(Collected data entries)
* START *
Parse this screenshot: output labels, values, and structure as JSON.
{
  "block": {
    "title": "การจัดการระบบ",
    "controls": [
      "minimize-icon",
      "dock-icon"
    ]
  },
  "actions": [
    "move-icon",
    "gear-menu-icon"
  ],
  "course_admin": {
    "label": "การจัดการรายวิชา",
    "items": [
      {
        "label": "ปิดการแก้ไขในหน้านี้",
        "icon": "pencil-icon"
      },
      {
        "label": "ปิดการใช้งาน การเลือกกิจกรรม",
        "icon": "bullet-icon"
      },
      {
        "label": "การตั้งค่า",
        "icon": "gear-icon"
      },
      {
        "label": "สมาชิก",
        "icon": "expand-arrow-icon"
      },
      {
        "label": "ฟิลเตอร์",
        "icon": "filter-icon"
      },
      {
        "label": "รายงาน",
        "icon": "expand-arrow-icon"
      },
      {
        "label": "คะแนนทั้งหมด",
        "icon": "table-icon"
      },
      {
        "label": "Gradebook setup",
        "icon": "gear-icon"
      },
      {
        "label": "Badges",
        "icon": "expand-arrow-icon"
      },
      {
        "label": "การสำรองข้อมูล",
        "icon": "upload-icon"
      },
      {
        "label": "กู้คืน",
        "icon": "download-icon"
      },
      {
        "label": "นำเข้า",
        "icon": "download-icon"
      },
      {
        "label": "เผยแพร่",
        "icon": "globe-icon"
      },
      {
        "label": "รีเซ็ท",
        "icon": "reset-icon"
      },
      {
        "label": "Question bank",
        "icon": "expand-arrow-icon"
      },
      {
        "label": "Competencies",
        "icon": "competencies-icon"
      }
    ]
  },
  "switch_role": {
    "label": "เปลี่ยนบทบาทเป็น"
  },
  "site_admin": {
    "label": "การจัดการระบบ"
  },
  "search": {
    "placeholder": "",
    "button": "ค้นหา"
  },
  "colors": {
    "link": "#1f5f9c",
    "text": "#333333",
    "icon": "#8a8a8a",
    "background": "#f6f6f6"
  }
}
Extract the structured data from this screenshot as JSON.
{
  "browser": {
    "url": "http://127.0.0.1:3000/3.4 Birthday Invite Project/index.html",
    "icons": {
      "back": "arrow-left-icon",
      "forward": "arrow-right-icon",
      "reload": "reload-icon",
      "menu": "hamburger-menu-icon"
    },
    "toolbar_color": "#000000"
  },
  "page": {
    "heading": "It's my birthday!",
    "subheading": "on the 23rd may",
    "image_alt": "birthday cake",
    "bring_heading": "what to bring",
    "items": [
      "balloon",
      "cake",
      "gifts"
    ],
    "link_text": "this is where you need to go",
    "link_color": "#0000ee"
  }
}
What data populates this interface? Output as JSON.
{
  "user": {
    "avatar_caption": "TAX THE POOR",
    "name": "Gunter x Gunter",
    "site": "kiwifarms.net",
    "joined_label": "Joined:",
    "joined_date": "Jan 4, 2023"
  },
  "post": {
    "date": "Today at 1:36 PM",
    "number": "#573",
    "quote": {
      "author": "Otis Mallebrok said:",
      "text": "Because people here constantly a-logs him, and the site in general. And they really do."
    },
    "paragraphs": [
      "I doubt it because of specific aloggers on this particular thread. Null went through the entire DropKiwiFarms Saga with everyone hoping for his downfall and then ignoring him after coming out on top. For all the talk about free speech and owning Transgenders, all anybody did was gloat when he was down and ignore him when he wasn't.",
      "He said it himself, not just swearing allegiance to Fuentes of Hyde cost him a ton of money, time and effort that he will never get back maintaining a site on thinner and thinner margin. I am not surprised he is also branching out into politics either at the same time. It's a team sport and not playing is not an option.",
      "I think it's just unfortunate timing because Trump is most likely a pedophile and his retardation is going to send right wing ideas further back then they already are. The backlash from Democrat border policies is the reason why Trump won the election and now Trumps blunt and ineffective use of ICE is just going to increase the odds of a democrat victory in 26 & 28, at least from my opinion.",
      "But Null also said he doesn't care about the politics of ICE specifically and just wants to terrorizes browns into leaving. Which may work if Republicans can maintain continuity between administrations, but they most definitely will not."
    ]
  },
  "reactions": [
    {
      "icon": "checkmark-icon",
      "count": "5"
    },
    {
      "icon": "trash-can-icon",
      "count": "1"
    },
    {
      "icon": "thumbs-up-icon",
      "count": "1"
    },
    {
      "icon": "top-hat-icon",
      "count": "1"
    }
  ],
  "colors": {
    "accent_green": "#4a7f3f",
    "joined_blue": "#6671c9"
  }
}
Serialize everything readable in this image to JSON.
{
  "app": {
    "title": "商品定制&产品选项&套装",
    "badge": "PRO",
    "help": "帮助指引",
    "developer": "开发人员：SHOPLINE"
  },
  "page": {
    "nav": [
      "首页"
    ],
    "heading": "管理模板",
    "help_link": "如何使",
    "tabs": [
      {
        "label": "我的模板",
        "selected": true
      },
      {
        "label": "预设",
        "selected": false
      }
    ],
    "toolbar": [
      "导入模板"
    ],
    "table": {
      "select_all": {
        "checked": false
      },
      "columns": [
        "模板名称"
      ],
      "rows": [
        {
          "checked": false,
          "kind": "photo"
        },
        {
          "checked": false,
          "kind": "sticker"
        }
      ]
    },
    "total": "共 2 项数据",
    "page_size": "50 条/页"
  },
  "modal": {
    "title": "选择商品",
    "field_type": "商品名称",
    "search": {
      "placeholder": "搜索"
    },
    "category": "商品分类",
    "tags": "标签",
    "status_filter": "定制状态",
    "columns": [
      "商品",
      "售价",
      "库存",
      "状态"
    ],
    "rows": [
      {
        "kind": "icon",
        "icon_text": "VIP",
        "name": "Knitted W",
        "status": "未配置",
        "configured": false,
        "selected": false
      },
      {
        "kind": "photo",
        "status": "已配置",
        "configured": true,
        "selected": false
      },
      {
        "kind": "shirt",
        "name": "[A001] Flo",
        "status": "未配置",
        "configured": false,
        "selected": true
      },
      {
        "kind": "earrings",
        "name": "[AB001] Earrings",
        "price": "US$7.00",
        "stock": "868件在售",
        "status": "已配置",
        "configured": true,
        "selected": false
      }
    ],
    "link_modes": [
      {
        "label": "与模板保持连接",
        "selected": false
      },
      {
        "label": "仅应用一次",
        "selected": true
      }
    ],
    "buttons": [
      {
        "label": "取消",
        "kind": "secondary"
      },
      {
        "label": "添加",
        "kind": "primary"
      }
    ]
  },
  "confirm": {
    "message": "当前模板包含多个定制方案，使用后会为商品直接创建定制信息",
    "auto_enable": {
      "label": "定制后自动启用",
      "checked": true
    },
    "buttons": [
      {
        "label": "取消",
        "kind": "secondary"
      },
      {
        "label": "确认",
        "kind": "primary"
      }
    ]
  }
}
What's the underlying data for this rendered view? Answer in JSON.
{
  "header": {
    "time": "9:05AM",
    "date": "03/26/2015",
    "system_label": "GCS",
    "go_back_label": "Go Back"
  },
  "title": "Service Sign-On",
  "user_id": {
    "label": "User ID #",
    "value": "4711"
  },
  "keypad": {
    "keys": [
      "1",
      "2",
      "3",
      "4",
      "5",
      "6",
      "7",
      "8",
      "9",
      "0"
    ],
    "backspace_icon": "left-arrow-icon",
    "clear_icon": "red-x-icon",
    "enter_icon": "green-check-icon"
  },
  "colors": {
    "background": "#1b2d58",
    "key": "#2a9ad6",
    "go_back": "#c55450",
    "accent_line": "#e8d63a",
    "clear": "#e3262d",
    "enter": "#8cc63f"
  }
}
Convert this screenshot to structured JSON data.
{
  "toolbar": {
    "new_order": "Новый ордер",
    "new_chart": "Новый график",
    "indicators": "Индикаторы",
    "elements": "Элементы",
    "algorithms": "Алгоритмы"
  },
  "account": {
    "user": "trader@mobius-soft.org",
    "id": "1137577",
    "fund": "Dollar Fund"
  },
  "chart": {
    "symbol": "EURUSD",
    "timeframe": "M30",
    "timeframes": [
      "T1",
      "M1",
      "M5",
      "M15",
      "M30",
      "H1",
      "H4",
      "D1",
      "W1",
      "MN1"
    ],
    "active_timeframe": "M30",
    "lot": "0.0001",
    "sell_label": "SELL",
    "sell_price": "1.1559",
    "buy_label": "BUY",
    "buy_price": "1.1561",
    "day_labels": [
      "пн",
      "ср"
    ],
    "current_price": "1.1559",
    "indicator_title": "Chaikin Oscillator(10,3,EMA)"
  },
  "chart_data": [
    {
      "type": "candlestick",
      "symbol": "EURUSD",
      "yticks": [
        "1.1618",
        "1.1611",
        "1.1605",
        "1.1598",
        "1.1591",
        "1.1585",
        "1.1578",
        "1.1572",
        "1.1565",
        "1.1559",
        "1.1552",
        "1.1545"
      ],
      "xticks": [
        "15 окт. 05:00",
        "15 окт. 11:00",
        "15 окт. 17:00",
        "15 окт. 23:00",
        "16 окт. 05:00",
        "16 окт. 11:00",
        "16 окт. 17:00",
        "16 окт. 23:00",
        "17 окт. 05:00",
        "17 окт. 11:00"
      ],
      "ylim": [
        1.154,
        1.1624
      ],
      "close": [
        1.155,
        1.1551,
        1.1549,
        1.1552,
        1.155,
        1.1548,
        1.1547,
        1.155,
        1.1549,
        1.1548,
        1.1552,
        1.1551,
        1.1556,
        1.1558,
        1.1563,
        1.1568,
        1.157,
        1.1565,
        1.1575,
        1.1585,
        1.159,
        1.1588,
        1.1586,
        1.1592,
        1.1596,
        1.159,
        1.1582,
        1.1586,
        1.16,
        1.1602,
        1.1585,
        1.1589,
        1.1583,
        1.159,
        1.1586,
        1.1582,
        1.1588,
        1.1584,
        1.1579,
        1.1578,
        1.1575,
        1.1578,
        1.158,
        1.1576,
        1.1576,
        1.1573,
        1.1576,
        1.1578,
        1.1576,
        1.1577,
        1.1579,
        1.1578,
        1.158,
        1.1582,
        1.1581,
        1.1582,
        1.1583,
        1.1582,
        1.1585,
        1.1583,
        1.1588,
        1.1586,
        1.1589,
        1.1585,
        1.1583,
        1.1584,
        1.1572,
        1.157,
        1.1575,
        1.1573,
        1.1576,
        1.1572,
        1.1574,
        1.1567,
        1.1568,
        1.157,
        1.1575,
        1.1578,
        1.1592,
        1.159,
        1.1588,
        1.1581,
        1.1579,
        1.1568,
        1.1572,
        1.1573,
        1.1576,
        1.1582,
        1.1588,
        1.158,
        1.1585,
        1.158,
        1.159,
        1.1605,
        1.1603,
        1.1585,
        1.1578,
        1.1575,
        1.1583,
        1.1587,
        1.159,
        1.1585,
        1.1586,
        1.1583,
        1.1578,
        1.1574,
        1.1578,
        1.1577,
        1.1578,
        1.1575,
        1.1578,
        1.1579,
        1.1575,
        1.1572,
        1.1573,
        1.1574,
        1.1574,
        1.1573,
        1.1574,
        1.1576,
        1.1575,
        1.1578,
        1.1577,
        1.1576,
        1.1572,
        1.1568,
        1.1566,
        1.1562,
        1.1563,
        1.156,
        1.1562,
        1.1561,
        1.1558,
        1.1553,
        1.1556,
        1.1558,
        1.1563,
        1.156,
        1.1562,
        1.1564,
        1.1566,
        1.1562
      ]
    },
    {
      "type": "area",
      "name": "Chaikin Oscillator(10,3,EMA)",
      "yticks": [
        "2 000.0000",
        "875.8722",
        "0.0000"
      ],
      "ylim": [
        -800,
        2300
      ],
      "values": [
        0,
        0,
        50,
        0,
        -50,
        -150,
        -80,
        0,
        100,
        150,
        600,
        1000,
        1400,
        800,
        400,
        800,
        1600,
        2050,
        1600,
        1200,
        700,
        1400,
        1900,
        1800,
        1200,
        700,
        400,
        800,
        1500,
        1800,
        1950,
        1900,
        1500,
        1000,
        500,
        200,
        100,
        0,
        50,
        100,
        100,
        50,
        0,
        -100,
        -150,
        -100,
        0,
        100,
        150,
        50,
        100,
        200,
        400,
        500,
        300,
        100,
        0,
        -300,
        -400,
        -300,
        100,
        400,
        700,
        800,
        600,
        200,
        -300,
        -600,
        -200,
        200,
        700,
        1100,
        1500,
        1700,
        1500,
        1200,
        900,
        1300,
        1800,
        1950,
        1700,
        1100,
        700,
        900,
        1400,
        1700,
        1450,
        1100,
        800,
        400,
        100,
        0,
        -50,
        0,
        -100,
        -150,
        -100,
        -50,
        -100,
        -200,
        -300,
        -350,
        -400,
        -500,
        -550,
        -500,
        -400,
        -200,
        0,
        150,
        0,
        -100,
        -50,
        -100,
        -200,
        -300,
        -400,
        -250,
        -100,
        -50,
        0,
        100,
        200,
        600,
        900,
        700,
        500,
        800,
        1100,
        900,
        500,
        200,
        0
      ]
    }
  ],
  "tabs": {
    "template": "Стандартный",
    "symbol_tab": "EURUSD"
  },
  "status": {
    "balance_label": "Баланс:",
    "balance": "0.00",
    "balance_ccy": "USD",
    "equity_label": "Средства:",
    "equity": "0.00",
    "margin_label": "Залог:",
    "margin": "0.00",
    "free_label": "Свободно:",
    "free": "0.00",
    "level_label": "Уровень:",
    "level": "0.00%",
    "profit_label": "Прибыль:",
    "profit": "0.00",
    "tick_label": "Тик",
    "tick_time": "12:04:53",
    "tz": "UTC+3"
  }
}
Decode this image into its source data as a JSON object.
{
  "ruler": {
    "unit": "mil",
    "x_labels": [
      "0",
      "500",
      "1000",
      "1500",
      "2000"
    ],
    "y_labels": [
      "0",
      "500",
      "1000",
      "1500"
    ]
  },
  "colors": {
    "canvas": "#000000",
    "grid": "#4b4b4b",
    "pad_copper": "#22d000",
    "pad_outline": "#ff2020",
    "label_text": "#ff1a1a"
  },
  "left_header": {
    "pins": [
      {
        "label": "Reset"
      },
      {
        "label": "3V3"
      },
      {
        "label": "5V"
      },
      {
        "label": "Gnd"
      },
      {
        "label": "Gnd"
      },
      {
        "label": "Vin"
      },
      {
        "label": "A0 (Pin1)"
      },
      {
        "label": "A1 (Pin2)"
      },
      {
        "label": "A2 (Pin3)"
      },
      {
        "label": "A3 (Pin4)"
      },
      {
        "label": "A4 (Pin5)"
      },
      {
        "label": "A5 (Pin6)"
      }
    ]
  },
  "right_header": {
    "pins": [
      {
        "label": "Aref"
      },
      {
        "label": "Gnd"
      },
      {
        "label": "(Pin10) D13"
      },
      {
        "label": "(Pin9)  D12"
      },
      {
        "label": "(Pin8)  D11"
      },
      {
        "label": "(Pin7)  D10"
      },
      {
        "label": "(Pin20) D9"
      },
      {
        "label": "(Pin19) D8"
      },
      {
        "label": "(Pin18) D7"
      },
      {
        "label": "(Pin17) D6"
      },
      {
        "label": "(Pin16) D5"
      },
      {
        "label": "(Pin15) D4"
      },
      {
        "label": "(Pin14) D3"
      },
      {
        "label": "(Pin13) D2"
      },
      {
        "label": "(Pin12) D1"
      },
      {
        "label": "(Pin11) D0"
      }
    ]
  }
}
* END *
Spot every line that holds "Новый" and copy it.

- **The response**
    "new_order": "Новый ордер",
    "new_chart": "Новый график",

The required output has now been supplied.